RECORDS SHOWN →

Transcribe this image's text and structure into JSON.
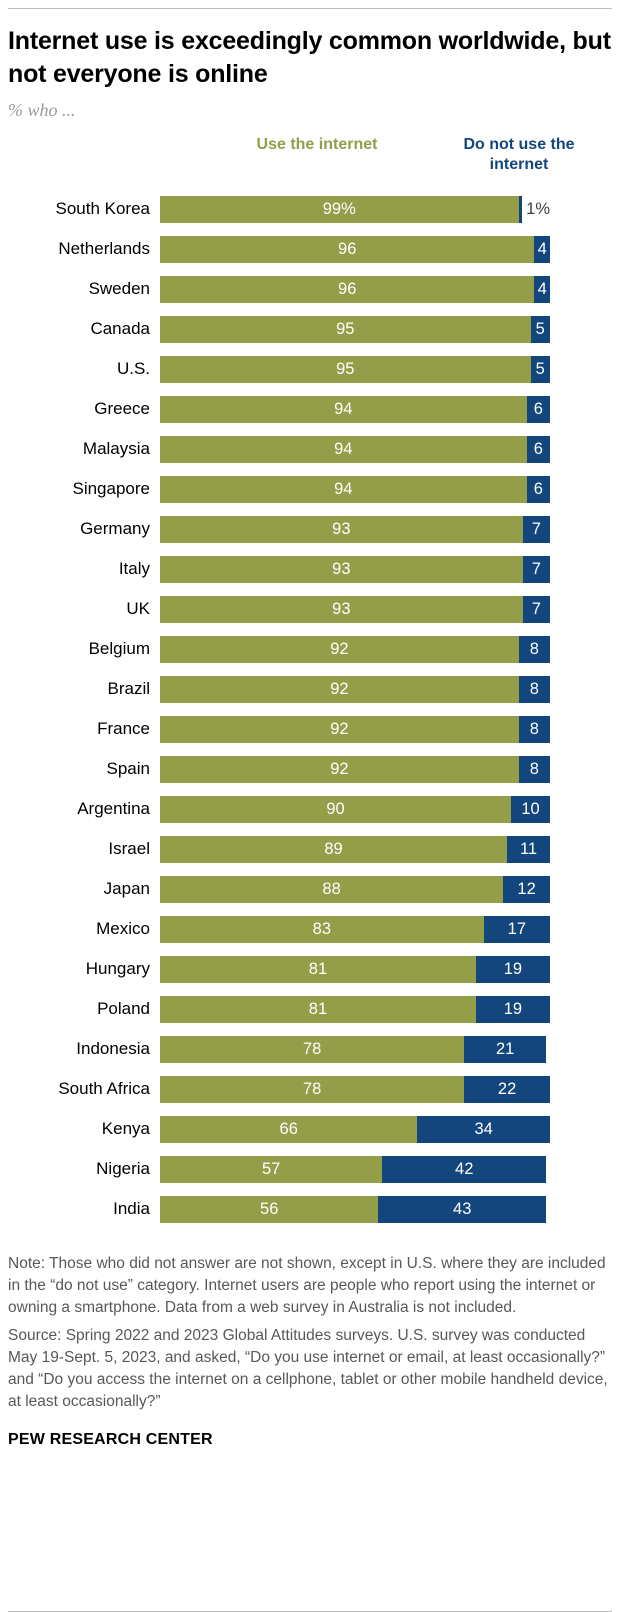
{
  "colors": {
    "green": "#949d48",
    "blue": "#14467e",
    "note_gray": "#58585a",
    "rule_gray": "#bdbdbd"
  },
  "header": {
    "title": "Internet use is exceedingly common worldwide, but not everyone is online",
    "subtitle": "% who ..."
  },
  "legend": {
    "use_label": "Use the internet",
    "not_use_label": "Do not use the internet"
  },
  "chart_data": {
    "type": "bar",
    "orientation": "horizontal",
    "stacked": true,
    "xlim": [
      0,
      100
    ],
    "grid": false,
    "legend_position": "top",
    "categories": [
      "South Korea",
      "Netherlands",
      "Sweden",
      "Canada",
      "U.S.",
      "Greece",
      "Malaysia",
      "Singapore",
      "Germany",
      "Italy",
      "UK",
      "Belgium",
      "Brazil",
      "France",
      "Spain",
      "Argentina",
      "Israel",
      "Japan",
      "Mexico",
      "Hungary",
      "Poland",
      "Indonesia",
      "South Africa",
      "Kenya",
      "Nigeria",
      "India"
    ],
    "series": [
      {
        "name": "Use the internet",
        "color": "#949d48",
        "values": [
          99,
          96,
          96,
          95,
          95,
          94,
          94,
          94,
          93,
          93,
          93,
          92,
          92,
          92,
          92,
          90,
          89,
          88,
          83,
          81,
          81,
          78,
          78,
          66,
          57,
          56
        ],
        "labels": [
          "99%",
          "96",
          "96",
          "95",
          "95",
          "94",
          "94",
          "94",
          "93",
          "93",
          "93",
          "92",
          "92",
          "92",
          "92",
          "90",
          "89",
          "88",
          "83",
          "81",
          "81",
          "78",
          "78",
          "66",
          "57",
          "56"
        ]
      },
      {
        "name": "Do not use the internet",
        "color": "#14467e",
        "values": [
          1,
          4,
          4,
          5,
          5,
          6,
          6,
          6,
          7,
          7,
          7,
          8,
          8,
          8,
          8,
          10,
          11,
          12,
          17,
          19,
          19,
          21,
          22,
          34,
          42,
          43
        ],
        "labels": [
          "1%",
          "4",
          "4",
          "5",
          "5",
          "6",
          "6",
          "6",
          "7",
          "7",
          "7",
          "8",
          "8",
          "8",
          "8",
          "10",
          "11",
          "12",
          "17",
          "19",
          "19",
          "21",
          "22",
          "34",
          "42",
          "43"
        ]
      }
    ]
  },
  "footer": {
    "note": "Note: Those who did not answer are not shown, except in U.S. where they are included in the “do not use” category. Internet users are people who report using the internet or owning a smartphone. Data from a web survey in Australia is not included.",
    "source": "Source: Spring 2022 and 2023 Global Attitudes surveys. U.S. survey was conducted May 19-Sept. 5, 2023, and asked, “Do you use internet or email, at least occasionally?” and “Do you access the internet on a cellphone, tablet or other mobile handheld device, at least occasionally?”",
    "brand": "PEW RESEARCH CENTER"
  }
}
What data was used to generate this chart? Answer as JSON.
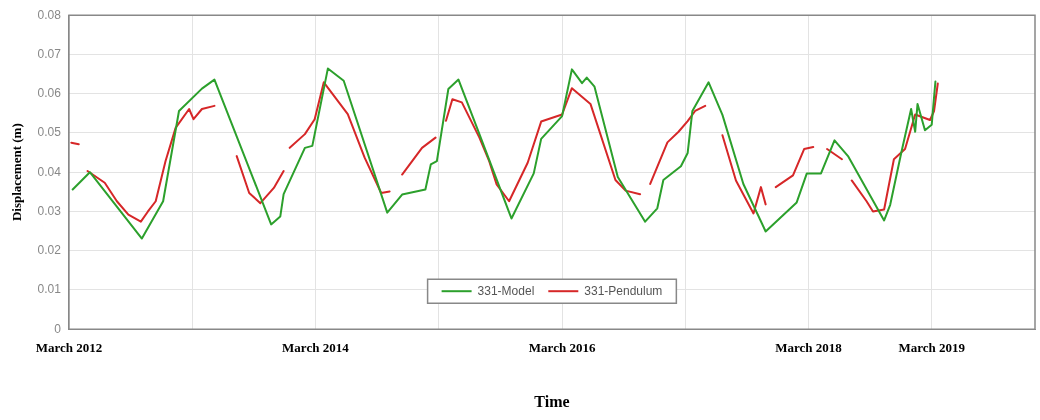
{
  "chart_data": {
    "type": "line",
    "xlabel": "Time",
    "ylabel": "Displacement (m)",
    "xlim": [
      "2012-03",
      "2020-01"
    ],
    "xticks": [
      {
        "value": "2012-03",
        "label": "March 2012"
      },
      {
        "value": "2013-03",
        "label": null
      },
      {
        "value": "2014-03",
        "label": "March 2014"
      },
      {
        "value": "2015-03",
        "label": null
      },
      {
        "value": "2016-03",
        "label": "March 2016"
      },
      {
        "value": "2017-03",
        "label": null
      },
      {
        "value": "2018-03",
        "label": "March 2018"
      },
      {
        "value": "2019-03",
        "label": "March 2019"
      }
    ],
    "ylim": [
      0,
      0.08
    ],
    "yticks": [
      0,
      0.01,
      0.02,
      0.03,
      0.04,
      0.05,
      0.06,
      0.07,
      0.08
    ],
    "grid": true,
    "legend": "bottom",
    "marker": "none",
    "line_style": "solid",
    "series": [
      {
        "name": "331-Model",
        "color": "#2ca02c",
        "x": [
          "2012-03-12",
          "2012-05-02",
          "2012-10-03",
          "2012-12-05",
          "2013-01-21",
          "2013-03-30",
          "2013-05-06",
          "2013-08-17",
          "2013-10-21",
          "2013-11-17",
          "2013-11-27",
          "2014-01-29",
          "2014-02-20",
          "2014-04-07",
          "2014-05-24",
          "2014-09-30",
          "2014-11-13",
          "2015-01-21",
          "2015-02-06",
          "2015-02-24",
          "2015-03-30",
          "2015-04-29",
          "2015-06-30",
          "2015-10-03",
          "2015-12-08",
          "2015-12-30",
          "2016-03-01",
          "2016-03-30",
          "2016-04-29",
          "2016-05-13",
          "2016-06-05",
          "2016-08-13",
          "2016-11-02",
          "2016-12-08",
          "2016-12-26",
          "2017-02-16",
          "2017-03-08",
          "2017-03-22",
          "2017-05-09",
          "2017-06-19",
          "2017-08-20",
          "2017-10-25",
          "2018-01-25",
          "2018-02-24",
          "2018-04-07",
          "2018-05-17",
          "2018-06-26",
          "2018-10-11",
          "2018-10-29",
          "2018-12-01",
          "2018-12-30",
          "2019-01-11",
          "2019-01-18",
          "2019-02-09",
          "2019-03-01",
          "2019-03-12"
        ],
        "values": [
          0.0356,
          0.04,
          0.0231,
          0.0326,
          0.0556,
          0.0613,
          0.0636,
          0.041,
          0.0267,
          0.0287,
          0.0344,
          0.0462,
          0.0467,
          0.0664,
          0.0633,
          0.0297,
          0.0343,
          0.0356,
          0.042,
          0.0428,
          0.0612,
          0.0636,
          0.0497,
          0.0282,
          0.0397,
          0.0485,
          0.0543,
          0.0662,
          0.0627,
          0.0641,
          0.0618,
          0.0388,
          0.0274,
          0.0308,
          0.038,
          0.0415,
          0.0449,
          0.0556,
          0.0629,
          0.0546,
          0.037,
          0.0249,
          0.0323,
          0.0397,
          0.0397,
          0.0481,
          0.0441,
          0.0277,
          0.0317,
          0.045,
          0.0561,
          0.0503,
          0.0574,
          0.0507,
          0.0521,
          0.0631
        ]
      },
      {
        "name": "331-Pendulum",
        "color": "#d62728",
        "x": [
          "2012-03-08",
          "2012-03-30",
          "2012-04-14",
          "2012-04-25",
          "2012-06-15",
          "2012-07-21",
          "2012-08-24",
          "2012-09-30",
          "2012-10-21",
          "2012-11-13",
          "2012-12-12",
          "2013-01-11",
          "2013-02-20",
          "2013-03-05",
          "2013-03-30",
          "2013-05-06",
          "2013-06-08",
          "2013-07-11",
          "2013-08-17",
          "2013-09-19",
          "2013-10-29",
          "2013-11-27",
          "2013-12-08",
          "2013-12-15",
          "2014-01-29",
          "2014-02-27",
          "2014-03-26",
          "2014-06-05",
          "2014-07-25",
          "2014-09-12",
          "2014-10-07",
          "2014-10-25",
          "2014-11-13",
          "2015-01-11",
          "2015-02-20",
          "2015-03-05",
          "2015-03-23",
          "2015-04-11",
          "2015-05-09",
          "2015-06-30",
          "2015-07-29",
          "2015-08-20",
          "2015-09-26",
          "2015-11-20",
          "2015-12-30",
          "2016-03-01",
          "2016-03-30",
          "2016-05-24",
          "2016-08-06",
          "2016-09-05",
          "2016-10-18",
          "2016-11-02",
          "2016-11-17",
          "2017-01-07",
          "2017-02-09",
          "2017-03-08",
          "2017-03-30",
          "2017-04-29",
          "2017-05-24",
          "2017-06-19",
          "2017-07-29",
          "2017-09-19",
          "2017-10-11",
          "2017-10-25",
          "2017-11-09",
          "2017-11-24",
          "2018-01-14",
          "2018-02-16",
          "2018-03-15",
          "2018-04-07",
          "2018-04-25",
          "2018-06-08",
          "2018-06-23",
          "2018-07-07",
          "2018-08-20",
          "2018-09-08",
          "2018-10-11",
          "2018-11-09",
          "2018-12-12",
          "2019-01-11",
          "2019-02-24",
          "2019-03-08",
          "2019-03-19"
        ],
        "values": [
          0.0475,
          0.0471,
          null,
          0.0403,
          0.0373,
          0.0326,
          0.0292,
          0.0274,
          0.03,
          0.0326,
          0.0428,
          0.0513,
          0.0561,
          0.0535,
          0.0561,
          0.0569,
          null,
          0.0441,
          0.0347,
          0.0321,
          0.036,
          0.0403,
          null,
          0.0462,
          0.0497,
          0.0535,
          0.0629,
          0.0548,
          0.0437,
          0.0347,
          0.0351,
          null,
          0.0394,
          0.0462,
          0.0488,
          null,
          0.0531,
          0.0586,
          0.0578,
          0.0488,
          0.0428,
          0.0369,
          0.0326,
          0.0424,
          0.0529,
          0.0547,
          0.0614,
          0.0574,
          0.038,
          0.0353,
          0.0344,
          null,
          0.037,
          0.0476,
          0.0503,
          0.053,
          0.0556,
          0.0569,
          null,
          0.0494,
          0.0379,
          0.0295,
          0.0362,
          0.0318,
          null,
          0.0362,
          0.0392,
          0.0459,
          0.0464,
          null,
          0.0459,
          0.0433,
          null,
          0.0379,
          0.0326,
          0.03,
          0.0305,
          0.0433,
          0.0459,
          0.0547,
          0.0533,
          0.0556,
          0.0626
        ]
      }
    ]
  }
}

EXERCISE INSTRUCTIONS → Return all lines of the material above in which the word "March" occurs.

WRITTEN RESPONSE →
        "label": "March 2012"
        "label": "March 2014"
        "label": "March 2016"
        "label": "March 2018"
        "label": "March 2019"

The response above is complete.